В Москве в том году уже, в конце августа, чувство­валась ранняя осень. Пожелтели листья на деревьях. Было ветрено и дождливо. Но иногда выпадали ясные, солнечные дни, и сразу становилось весело на душе. Один из подобных дней и описан Качаловым.

Подходила к концу огромная и сложная работа театра над «Снегурочкой».

Четвертого сентября Мейерхольд снова пишет Чехову: «В театре нашем идет большая спешка. Репетиции утром и вечером. Много народу, оживление. «Снегурочка» почти слажена. Поставлена пьеса изумительно. <...> В Москве у нас теперь гостит Максим Горький. Он не пропускает ни одной репетиции и в полном восторге. На одной из репе­тиций была и Мария Павловна. Сегодня в 5 часов вечера собираюсь к ней чаевничать. Сговорился с Ольгой Леонар­довной. Будет и М. Горький. Напишу Вам, как провели вечер. В Москве ужасный холод. Так и ждем, что выпадет снег. Досадно. Это может задержать Вас в Ялте. Неужели может случиться, что Вы не дадите нам Вашей пьесы в этом году? Для меня это будет большое огорчение. <…> Сознаюсь. Уж очень тоскливо без дела, во-первых, а во-вторых, сыграть чеховского человека так же важно и интересно, как сыграть шекспировского «Гамлета».

Сейчас в этом утверждении мы не найдем ничего особенного: Чехов по своей мировой славе как бы уравнял­ся в нашем сознании с Шекспиром — оба «классики». Но тогда это звучало острополемически и потому, что Чехова при всем его успехе никто с Шекспиром еще не сравнивал, и просто потому, что Чехов был живым современником. Фраза Мейерхольда о «чеховском чело­веке» показывает, насколько он уже ушел от зауряд-актерских представлений о «мере вещей» — ведь Шекспир считался венцом актерских мечтаний, вершиной репертуа­ра.

Двадцать четвертого сентября состоялась премьера «Снегурочки». Несмотря на все ожидания, спектакль боль­шого успеха не имел, и зрители остались холодными к поэтическим находкам режиссуры Станиславского. Для Мейерхольда это было полной неожиданностью и поводом для серьезных размышлений.

Он пишет о них Чехову 1 октября: «Прошла неделя, как начался наш театральный сезон. <...> «Снегурочка», на которую потрачено безумное количество артистических сил, столько напряжений, режиссерской фантазии и столь­ко денег,— провалилась. Все участвующие пали духом и продолжают свою работу с болью в душе и уныло... Пуб­лика, равнодушная и к красоте пьесы, и к тонкому юмору ее, критиканствует, повторяя мнения разных «ведомостей» и «листков». Сборы уже начинают падать. Все чувствуют себя неловко... В чем дело?».

В этом письме Мейерхольд как бы рассуждает вслух с пером в руке. У него еще нет сложившегося мнения о причинах неуспеха спектакля. Он задает вопросы и сам на них отвечает...

* Цель задания *
Какого числа, согласно отрывку о постановке «Снегурочки», состоялась премьера этого спектакля?

* Раздел данных *
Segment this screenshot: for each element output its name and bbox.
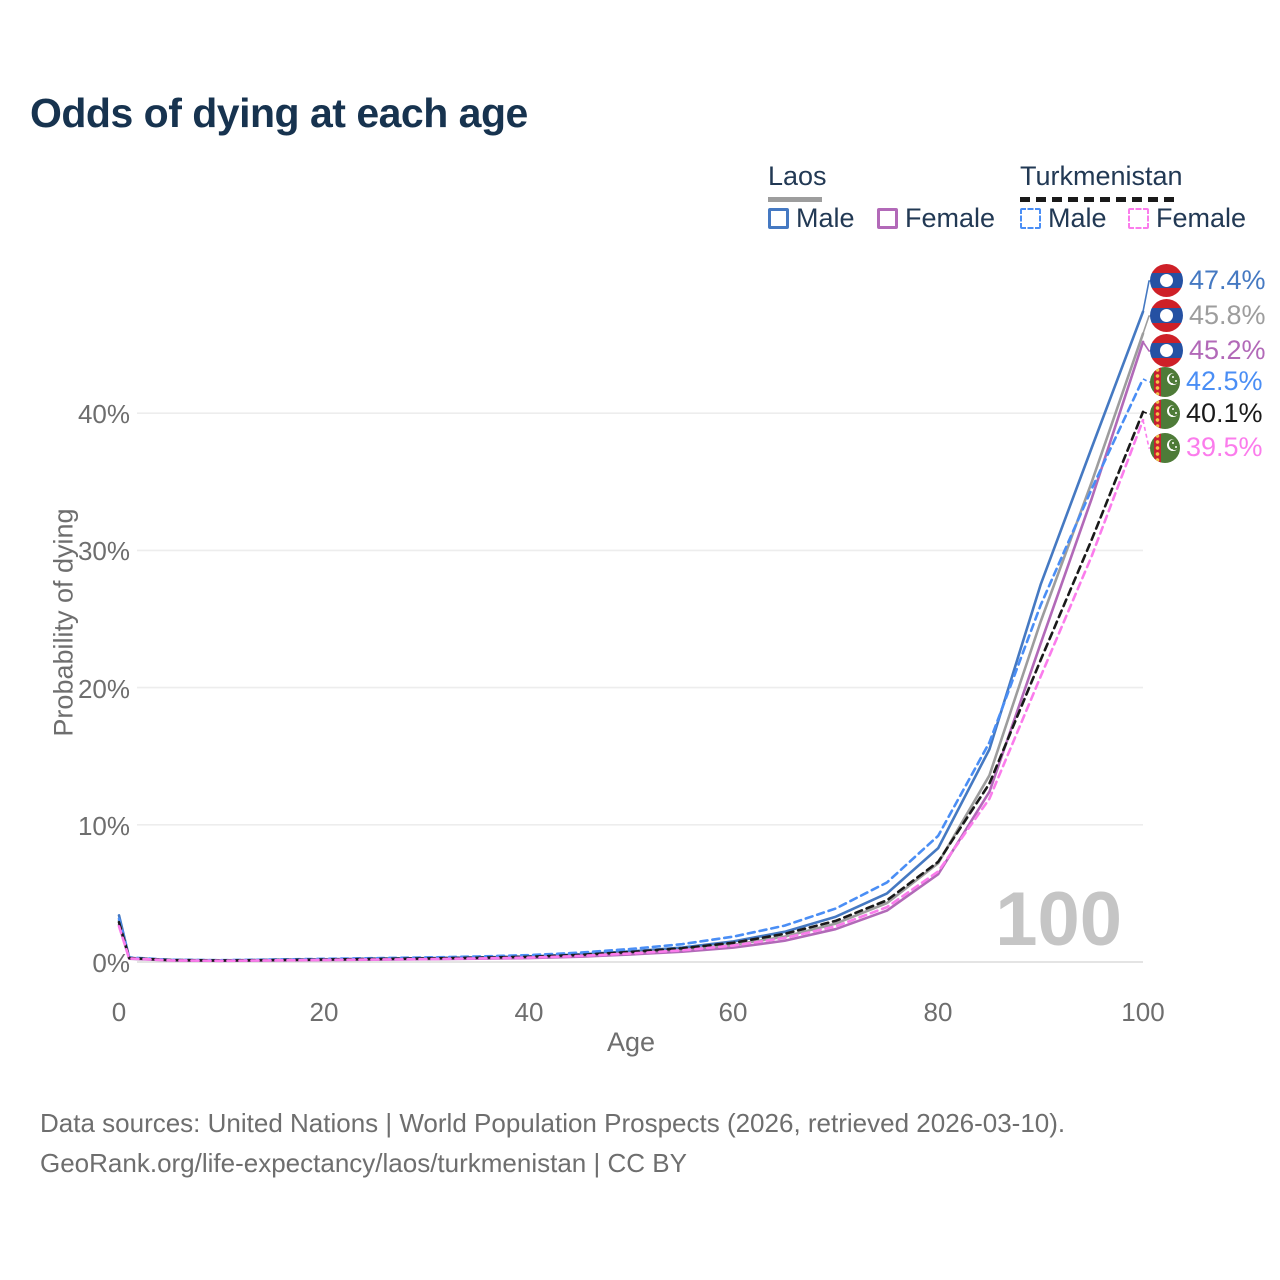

* Решение задачи *
Двадцать четвертого сентября.